Stored entries
__________________________________________________
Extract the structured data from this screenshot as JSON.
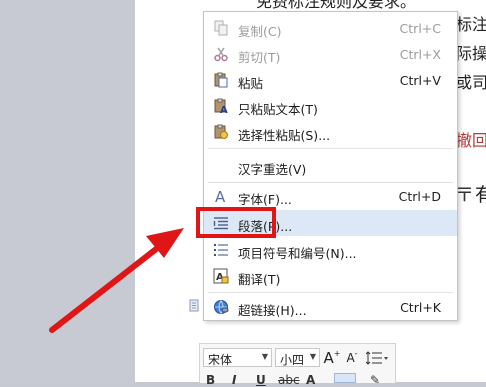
{
  "document": {
    "lines": [
      {
        "text": "免费标注规则及要求。",
        "style": "normal"
      },
      {
        "text": "标注",
        "style": "normal"
      },
      {
        "text": "际操作",
        "style": "normal"
      },
      {
        "text": "或司务",
        "style": "normal"
      },
      {
        "text": "撤回",
        "style": "red"
      },
      {
        "text": "有",
        "style": "big"
      }
    ]
  },
  "context_menu": {
    "items": [
      {
        "label": "复制(C)",
        "shortcut": "Ctrl+C",
        "icon": "copy-icon",
        "disabled": true
      },
      {
        "label": "剪切(T)",
        "shortcut": "Ctrl+X",
        "icon": "cut-icon",
        "disabled": true
      },
      {
        "label": "粘贴",
        "shortcut": "Ctrl+V",
        "icon": "paste-icon",
        "disabled": false
      },
      {
        "label": "只粘贴文本(T)",
        "shortcut": "",
        "icon": "paste-text-icon",
        "disabled": false
      },
      {
        "label": "选择性粘贴(S)...",
        "shortcut": "",
        "icon": "paste-special-icon",
        "disabled": false
      },
      {
        "label": "汉字重选(V)",
        "shortcut": "",
        "icon": "",
        "disabled": false
      },
      {
        "label": "字体(F)...",
        "shortcut": "Ctrl+D",
        "icon": "font-icon",
        "disabled": false
      },
      {
        "label": "段落(P)...",
        "shortcut": "",
        "icon": "paragraph-icon",
        "disabled": false,
        "highlighted": true
      },
      {
        "label": "项目符号和编号(N)...",
        "shortcut": "",
        "icon": "bullets-icon",
        "disabled": false
      },
      {
        "label": "翻译(T)",
        "shortcut": "",
        "icon": "translate-icon",
        "disabled": false
      },
      {
        "label": "超链接(H)...",
        "shortcut": "Ctrl+K",
        "icon": "hyperlink-icon",
        "disabled": false
      }
    ]
  },
  "mini_toolbar": {
    "font_name": "宋体",
    "font_size": "小四",
    "grow_font": "A",
    "shrink_font": "A",
    "row2": [
      "B",
      "I",
      "U",
      "abc",
      "A",
      "",
      ""
    ]
  },
  "colors": {
    "accent_highlight": "#dce8f6",
    "annotation_red": "#e01616",
    "menu_disabled": "#9c9c9c"
  }
}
__________________________________________________
Task statement: Using the records above, output their complete text exactly, minus any images.

Task solution:
Extract the structured data from this screenshot as JSON.
{
  "document": {
    "lines": [
      {
        "text": "免费标注规则及要求。",
        "style": "normal"
      },
      {
        "text": "标注",
        "style": "normal"
      },
      {
        "text": "际操作",
        "style": "normal"
      },
      {
        "text": "或司务",
        "style": "normal"
      },
      {
        "text": "撤回",
        "style": "red"
      },
      {
        "text": "有",
        "style": "big"
      }
    ]
  },
  "context_menu": {
    "items": [
      {
        "label": "复制(C)",
        "shortcut": "Ctrl+C",
        "icon": "copy-icon",
        "disabled": true
      },
      {
        "label": "剪切(T)",
        "shortcut": "Ctrl+X",
        "icon": "cut-icon",
        "disabled": true
      },
      {
        "label": "粘贴",
        "shortcut": "Ctrl+V",
        "icon": "paste-icon",
        "disabled": false
      },
      {
        "label": "只粘贴文本(T)",
        "shortcut": "",
        "icon": "paste-text-icon",
        "disabled": false
      },
      {
        "label": "选择性粘贴(S)...",
        "shortcut": "",
        "icon": "paste-special-icon",
        "disabled": false
      },
      {
        "label": "汉字重选(V)",
        "shortcut": "",
        "icon": "",
        "disabled": false
      },
      {
        "label": "字体(F)...",
        "shortcut": "Ctrl+D",
        "icon": "font-icon",
        "disabled": false
      },
      {
        "label": "段落(P)...",
        "shortcut": "",
        "icon": "paragraph-icon",
        "disabled": false,
        "highlighted": true
      },
      {
        "label": "项目符号和编号(N)...",
        "shortcut": "",
        "icon": "bullets-icon",
        "disabled": false
      },
      {
        "label": "翻译(T)",
        "shortcut": "",
        "icon": "translate-icon",
        "disabled": false
      },
      {
        "label": "超链接(H)...",
        "shortcut": "Ctrl+K",
        "icon": "hyperlink-icon",
        "disabled": false
      }
    ]
  },
  "mini_toolbar": {
    "font_name": "宋体",
    "font_size": "小四",
    "grow_font": "A",
    "shrink_font": "A",
    "row2": [
      "B",
      "I",
      "U",
      "abc",
      "A",
      "",
      ""
    ]
  },
  "colors": {
    "accent_highlight": "#dce8f6",
    "annotation_red": "#e01616",
    "menu_disabled": "#9c9c9c"
  }
}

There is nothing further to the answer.